Records for the task:
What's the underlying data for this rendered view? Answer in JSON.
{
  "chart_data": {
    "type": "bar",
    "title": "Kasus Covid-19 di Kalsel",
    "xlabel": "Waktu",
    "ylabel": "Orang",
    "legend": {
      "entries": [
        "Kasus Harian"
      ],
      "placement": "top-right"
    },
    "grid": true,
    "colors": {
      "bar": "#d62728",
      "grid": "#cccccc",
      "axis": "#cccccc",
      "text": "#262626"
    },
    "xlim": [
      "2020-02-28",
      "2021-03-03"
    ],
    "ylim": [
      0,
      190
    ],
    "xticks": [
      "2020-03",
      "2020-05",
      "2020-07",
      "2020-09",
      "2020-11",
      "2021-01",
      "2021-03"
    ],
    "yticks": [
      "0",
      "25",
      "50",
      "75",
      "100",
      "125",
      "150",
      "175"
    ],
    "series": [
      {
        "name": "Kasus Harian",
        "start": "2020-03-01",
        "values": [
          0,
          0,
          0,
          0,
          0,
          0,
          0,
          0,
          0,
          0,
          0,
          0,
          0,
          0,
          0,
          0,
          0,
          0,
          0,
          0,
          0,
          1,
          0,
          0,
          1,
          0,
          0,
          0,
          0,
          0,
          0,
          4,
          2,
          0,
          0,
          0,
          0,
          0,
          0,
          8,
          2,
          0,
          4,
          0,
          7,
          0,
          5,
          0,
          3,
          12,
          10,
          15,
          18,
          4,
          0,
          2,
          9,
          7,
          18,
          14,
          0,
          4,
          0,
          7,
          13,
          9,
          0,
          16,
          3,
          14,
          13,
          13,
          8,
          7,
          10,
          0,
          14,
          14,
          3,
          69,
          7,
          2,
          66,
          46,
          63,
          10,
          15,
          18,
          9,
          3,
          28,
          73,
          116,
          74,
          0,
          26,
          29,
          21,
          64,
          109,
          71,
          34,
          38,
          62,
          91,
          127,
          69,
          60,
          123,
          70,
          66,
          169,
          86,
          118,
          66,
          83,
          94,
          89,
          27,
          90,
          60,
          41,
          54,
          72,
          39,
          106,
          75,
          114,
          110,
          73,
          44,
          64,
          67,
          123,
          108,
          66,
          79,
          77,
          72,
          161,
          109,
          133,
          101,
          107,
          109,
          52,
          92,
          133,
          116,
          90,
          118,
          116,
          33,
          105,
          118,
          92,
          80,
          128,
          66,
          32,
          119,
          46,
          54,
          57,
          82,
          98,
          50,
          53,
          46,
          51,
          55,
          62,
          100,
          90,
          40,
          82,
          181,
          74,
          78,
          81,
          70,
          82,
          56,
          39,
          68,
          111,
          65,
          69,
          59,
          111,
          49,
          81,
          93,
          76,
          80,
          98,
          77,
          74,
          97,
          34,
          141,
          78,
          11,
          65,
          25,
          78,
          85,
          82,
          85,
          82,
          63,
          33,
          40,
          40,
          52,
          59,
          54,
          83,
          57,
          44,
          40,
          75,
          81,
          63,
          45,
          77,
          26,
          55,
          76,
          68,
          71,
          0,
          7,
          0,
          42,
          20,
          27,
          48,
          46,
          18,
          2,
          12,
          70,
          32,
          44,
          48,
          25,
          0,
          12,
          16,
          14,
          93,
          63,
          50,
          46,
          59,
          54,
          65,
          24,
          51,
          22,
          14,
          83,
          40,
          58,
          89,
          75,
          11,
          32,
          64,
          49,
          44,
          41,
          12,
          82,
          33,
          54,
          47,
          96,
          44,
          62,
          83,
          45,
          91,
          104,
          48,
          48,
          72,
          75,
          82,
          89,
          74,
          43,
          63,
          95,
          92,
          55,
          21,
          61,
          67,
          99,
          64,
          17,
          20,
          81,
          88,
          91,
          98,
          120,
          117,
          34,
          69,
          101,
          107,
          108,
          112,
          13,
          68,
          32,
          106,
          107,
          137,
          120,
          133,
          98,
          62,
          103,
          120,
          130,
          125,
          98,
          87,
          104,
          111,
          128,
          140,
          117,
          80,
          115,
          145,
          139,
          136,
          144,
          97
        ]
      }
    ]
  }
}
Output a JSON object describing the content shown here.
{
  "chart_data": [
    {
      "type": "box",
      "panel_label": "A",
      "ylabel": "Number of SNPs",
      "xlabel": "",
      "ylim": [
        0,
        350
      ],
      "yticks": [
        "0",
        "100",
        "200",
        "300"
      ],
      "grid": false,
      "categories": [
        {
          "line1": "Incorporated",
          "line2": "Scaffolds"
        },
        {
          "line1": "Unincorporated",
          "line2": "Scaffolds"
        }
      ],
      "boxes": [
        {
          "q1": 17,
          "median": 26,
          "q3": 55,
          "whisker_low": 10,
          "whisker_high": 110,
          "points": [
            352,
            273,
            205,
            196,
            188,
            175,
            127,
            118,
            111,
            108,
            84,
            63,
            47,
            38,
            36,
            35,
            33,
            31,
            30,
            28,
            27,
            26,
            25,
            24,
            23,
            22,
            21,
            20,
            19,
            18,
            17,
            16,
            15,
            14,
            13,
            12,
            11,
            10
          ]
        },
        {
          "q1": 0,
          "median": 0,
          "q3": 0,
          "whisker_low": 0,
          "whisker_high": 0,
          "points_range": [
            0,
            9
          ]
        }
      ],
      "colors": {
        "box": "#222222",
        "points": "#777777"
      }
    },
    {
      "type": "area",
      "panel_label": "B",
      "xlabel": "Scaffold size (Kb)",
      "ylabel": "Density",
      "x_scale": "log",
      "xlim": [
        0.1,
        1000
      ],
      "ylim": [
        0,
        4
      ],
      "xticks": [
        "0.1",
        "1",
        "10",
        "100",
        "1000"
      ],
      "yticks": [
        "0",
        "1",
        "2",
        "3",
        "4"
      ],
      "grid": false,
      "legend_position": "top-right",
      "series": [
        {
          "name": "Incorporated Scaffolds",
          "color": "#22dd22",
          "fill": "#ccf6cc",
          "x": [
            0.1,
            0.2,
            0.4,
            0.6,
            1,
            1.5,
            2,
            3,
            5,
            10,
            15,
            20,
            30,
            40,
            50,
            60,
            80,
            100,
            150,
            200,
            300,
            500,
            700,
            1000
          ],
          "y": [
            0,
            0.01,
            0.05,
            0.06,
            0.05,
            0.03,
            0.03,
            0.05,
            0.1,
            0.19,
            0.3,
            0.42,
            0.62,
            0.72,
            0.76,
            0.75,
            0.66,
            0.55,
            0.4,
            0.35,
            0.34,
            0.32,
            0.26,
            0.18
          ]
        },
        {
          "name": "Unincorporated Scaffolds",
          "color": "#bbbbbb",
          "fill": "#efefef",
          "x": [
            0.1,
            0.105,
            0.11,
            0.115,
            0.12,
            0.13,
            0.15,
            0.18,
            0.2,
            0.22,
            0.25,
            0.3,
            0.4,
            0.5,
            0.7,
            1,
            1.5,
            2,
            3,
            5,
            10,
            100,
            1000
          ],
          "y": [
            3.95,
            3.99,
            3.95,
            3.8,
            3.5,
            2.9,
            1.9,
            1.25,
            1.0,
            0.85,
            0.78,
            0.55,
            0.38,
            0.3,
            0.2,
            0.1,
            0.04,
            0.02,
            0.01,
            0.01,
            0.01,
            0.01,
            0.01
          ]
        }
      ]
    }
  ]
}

Instruction:
Report each line in the data that holds the word "right".

Exercise output:
      "placement": "top-right"
      "legend_position": "top-right",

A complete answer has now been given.